**EXERCISE REQUIREMENTS:** Could you transcribe the material below exactly, without leaving out a single line?

--- start of GIVEN INFORMATION ---

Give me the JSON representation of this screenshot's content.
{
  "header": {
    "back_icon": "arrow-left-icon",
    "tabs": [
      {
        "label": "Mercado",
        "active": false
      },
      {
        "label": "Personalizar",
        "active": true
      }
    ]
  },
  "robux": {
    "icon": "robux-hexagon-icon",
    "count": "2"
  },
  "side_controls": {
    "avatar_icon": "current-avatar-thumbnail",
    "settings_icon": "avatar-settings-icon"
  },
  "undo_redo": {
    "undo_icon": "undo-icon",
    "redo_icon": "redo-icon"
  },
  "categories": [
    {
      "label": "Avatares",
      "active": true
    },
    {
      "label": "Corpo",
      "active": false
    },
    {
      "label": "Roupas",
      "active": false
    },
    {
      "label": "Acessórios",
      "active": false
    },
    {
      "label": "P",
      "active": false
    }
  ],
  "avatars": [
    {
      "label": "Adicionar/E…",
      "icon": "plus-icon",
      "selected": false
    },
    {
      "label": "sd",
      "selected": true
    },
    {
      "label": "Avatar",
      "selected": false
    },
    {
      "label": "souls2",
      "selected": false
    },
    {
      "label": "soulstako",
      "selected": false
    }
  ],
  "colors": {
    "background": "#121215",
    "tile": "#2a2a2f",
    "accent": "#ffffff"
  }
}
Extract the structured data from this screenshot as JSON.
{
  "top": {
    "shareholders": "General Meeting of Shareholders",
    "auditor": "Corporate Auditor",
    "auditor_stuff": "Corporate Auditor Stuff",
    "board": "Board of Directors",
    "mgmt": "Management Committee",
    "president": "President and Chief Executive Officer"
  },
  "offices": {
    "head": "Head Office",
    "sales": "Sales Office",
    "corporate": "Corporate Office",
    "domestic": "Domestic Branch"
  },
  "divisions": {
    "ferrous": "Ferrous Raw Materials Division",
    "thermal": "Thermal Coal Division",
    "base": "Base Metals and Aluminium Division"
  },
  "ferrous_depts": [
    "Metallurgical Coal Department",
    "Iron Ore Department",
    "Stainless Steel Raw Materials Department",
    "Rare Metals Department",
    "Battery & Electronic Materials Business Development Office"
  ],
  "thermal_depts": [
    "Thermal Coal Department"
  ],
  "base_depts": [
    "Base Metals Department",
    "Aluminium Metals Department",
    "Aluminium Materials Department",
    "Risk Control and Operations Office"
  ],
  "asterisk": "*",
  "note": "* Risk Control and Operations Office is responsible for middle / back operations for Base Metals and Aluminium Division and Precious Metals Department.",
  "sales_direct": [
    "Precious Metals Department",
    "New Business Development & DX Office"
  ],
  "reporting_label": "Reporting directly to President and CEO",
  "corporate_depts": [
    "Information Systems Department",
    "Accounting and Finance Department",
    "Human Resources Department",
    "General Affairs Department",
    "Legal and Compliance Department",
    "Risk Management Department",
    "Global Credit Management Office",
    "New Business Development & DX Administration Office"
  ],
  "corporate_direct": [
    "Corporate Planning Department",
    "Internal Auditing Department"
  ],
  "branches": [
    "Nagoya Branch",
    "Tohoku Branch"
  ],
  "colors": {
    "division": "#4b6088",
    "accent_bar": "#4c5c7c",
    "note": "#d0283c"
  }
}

--- end of GIVEN INFORMATION ---

**RESULT FOR THIS EXERCISE:**
Give me the JSON representation of this screenshot's content.
{
  "header": {
    "back_icon": "arrow-left-icon",
    "tabs": [
      {
        "label": "Mercado",
        "active": false
      },
      {
        "label": "Personalizar",
        "active": true
      }
    ]
  },
  "robux": {
    "icon": "robux-hexagon-icon",
    "count": "2"
  },
  "side_controls": {
    "avatar_icon": "current-avatar-thumbnail",
    "settings_icon": "avatar-settings-icon"
  },
  "undo_redo": {
    "undo_icon": "undo-icon",
    "redo_icon": "redo-icon"
  },
  "categories": [
    {
      "label": "Avatares",
      "active": true
    },
    {
      "label": "Corpo",
      "active": false
    },
    {
      "label": "Roupas",
      "active": false
    },
    {
      "label": "Acessórios",
      "active": false
    },
    {
      "label": "P",
      "active": false
    }
  ],
  "avatars": [
    {
      "label": "Adicionar/E…",
      "icon": "plus-icon",
      "selected": false
    },
    {
      "label": "sd",
      "selected": true
    },
    {
      "label": "Avatar",
      "selected": false
    },
    {
      "label": "souls2",
      "selected": false
    },
    {
      "label": "soulstako",
      "selected": false
    }
  ],
  "colors": {
    "background": "#121215",
    "tile": "#2a2a2f",
    "accent": "#ffffff"
  }
}
Extract the structured data from this screenshot as JSON.
{
  "top": {
    "shareholders": "General Meeting of Shareholders",
    "auditor": "Corporate Auditor",
    "auditor_stuff": "Corporate Auditor Stuff",
    "board": "Board of Directors",
    "mgmt": "Management Committee",
    "president": "President and Chief Executive Officer"
  },
  "offices": {
    "head": "Head Office",
    "sales": "Sales Office",
    "corporate": "Corporate Office",
    "domestic": "Domestic Branch"
  },
  "divisions": {
    "ferrous": "Ferrous Raw Materials Division",
    "thermal": "Thermal Coal Division",
    "base": "Base Metals and Aluminium Division"
  },
  "ferrous_depts": [
    "Metallurgical Coal Department",
    "Iron Ore Department",
    "Stainless Steel Raw Materials Department",
    "Rare Metals Department",
    "Battery & Electronic Materials Business Development Office"
  ],
  "thermal_depts": [
    "Thermal Coal Department"
  ],
  "base_depts": [
    "Base Metals Department",
    "Aluminium Metals Department",
    "Aluminium Materials Department",
    "Risk Control and Operations Office"
  ],
  "asterisk": "*",
  "note": "* Risk Control and Operations Office is responsible for middle / back operations for Base Metals and Aluminium Division and Precious Metals Department.",
  "sales_direct": [
    "Precious Metals Department",
    "New Business Development & DX Office"
  ],
  "reporting_label": "Reporting directly to President and CEO",
  "corporate_depts": [
    "Information Systems Department",
    "Accounting and Finance Department",
    "Human Resources Department",
    "General Affairs Department",
    "Legal and Compliance Department",
    "Risk Management Department",
    "Global Credit Management Office",
    "New Business Development & DX Administration Office"
  ],
  "corporate_direct": [
    "Corporate Planning Department",
    "Internal Auditing Department"
  ],
  "branches": [
    "Nagoya Branch",
    "Tohoku Branch"
  ],
  "colors": {
    "division": "#4b6088",
    "accent_bar": "#4c5c7c",
    "note": "#d0283c"
  }
}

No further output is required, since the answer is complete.